[START PROVIDED MATERIAL]

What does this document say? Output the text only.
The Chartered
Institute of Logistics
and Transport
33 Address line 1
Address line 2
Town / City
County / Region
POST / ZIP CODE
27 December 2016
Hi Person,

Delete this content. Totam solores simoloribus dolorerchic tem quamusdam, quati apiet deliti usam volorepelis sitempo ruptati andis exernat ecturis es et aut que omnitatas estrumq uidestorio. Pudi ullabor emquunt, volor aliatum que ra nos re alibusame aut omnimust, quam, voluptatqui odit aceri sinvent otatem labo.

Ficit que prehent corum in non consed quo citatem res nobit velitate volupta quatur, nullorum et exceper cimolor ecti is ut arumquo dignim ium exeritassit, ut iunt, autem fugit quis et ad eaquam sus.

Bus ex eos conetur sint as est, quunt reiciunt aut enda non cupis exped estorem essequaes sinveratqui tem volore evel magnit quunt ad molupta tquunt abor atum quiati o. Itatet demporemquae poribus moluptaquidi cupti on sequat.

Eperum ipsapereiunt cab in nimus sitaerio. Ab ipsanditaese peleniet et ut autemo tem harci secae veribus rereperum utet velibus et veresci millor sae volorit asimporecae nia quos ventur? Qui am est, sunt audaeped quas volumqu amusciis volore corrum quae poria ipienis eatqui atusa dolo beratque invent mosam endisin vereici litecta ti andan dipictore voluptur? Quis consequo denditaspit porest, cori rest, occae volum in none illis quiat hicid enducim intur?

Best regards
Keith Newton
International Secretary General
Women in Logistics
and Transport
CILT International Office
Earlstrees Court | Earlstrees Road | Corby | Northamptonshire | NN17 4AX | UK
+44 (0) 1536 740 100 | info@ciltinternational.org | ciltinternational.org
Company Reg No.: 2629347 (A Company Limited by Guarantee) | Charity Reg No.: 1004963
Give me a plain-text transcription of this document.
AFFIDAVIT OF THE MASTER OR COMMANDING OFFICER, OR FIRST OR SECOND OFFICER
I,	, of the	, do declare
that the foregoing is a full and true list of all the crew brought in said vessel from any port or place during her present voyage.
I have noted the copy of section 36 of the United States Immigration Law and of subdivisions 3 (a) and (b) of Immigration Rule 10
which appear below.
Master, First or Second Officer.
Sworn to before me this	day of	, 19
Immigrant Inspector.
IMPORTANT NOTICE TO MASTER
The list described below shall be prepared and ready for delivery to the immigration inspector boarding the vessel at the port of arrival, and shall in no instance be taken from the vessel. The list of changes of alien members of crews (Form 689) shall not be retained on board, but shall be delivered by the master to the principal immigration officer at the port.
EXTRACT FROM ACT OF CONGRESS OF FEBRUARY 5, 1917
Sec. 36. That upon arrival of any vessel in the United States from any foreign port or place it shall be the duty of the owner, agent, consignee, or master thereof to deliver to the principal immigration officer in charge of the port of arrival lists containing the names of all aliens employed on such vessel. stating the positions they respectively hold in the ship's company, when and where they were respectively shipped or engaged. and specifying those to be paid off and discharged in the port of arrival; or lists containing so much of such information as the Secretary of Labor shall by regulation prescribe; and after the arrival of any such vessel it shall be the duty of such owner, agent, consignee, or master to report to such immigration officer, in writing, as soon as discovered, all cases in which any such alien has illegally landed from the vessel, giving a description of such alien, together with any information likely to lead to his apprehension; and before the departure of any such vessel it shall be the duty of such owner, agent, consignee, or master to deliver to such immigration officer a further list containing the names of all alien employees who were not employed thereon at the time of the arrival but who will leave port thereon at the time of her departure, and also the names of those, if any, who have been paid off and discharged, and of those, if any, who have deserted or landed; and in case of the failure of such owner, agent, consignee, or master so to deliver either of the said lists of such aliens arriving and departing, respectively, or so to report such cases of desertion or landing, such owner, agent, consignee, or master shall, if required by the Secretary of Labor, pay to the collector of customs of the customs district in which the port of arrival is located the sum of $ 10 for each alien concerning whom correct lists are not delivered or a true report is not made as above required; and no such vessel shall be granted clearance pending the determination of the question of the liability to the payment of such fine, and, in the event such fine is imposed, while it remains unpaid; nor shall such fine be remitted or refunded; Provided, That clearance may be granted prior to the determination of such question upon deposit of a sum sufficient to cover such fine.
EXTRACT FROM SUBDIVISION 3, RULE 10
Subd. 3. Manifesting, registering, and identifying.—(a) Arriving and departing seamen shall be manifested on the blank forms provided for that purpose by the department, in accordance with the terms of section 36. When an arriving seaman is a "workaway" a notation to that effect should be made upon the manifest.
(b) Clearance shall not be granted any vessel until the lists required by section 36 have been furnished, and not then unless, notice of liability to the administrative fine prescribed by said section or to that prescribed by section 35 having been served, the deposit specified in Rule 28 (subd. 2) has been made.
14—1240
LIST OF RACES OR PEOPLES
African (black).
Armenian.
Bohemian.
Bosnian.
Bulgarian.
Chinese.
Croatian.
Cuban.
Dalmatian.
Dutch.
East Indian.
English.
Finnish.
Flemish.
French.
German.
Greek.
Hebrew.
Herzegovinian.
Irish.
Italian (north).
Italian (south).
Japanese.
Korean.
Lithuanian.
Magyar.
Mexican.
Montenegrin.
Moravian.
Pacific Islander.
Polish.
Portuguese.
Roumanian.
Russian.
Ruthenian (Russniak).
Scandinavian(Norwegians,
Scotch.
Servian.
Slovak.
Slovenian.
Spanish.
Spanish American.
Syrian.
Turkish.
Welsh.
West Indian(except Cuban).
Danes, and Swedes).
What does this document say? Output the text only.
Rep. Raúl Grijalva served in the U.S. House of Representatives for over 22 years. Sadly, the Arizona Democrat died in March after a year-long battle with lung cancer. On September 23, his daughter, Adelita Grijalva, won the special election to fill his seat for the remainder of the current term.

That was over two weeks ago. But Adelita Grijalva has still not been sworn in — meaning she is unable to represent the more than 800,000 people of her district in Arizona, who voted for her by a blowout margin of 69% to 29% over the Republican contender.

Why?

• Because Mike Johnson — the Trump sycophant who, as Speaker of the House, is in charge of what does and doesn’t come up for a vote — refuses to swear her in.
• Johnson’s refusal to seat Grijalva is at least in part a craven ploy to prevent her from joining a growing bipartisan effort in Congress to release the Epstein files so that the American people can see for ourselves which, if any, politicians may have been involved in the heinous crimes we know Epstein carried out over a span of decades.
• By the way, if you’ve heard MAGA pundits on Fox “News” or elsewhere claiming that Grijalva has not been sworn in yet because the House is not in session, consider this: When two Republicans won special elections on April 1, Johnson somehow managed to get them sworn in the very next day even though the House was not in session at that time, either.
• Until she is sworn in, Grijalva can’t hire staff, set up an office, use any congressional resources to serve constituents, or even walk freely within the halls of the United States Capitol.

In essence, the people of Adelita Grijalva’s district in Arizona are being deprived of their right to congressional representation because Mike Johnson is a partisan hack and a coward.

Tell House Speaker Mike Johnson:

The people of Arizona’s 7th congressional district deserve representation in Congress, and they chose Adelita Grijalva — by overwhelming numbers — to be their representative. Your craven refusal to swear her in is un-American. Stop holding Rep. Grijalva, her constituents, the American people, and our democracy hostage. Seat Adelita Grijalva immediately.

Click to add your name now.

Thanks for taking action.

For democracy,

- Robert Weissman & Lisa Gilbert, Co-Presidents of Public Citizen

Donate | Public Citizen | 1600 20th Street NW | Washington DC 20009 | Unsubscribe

[END PROVIDED MATERIAL]

Report only how many lines in the entries contain "section".

3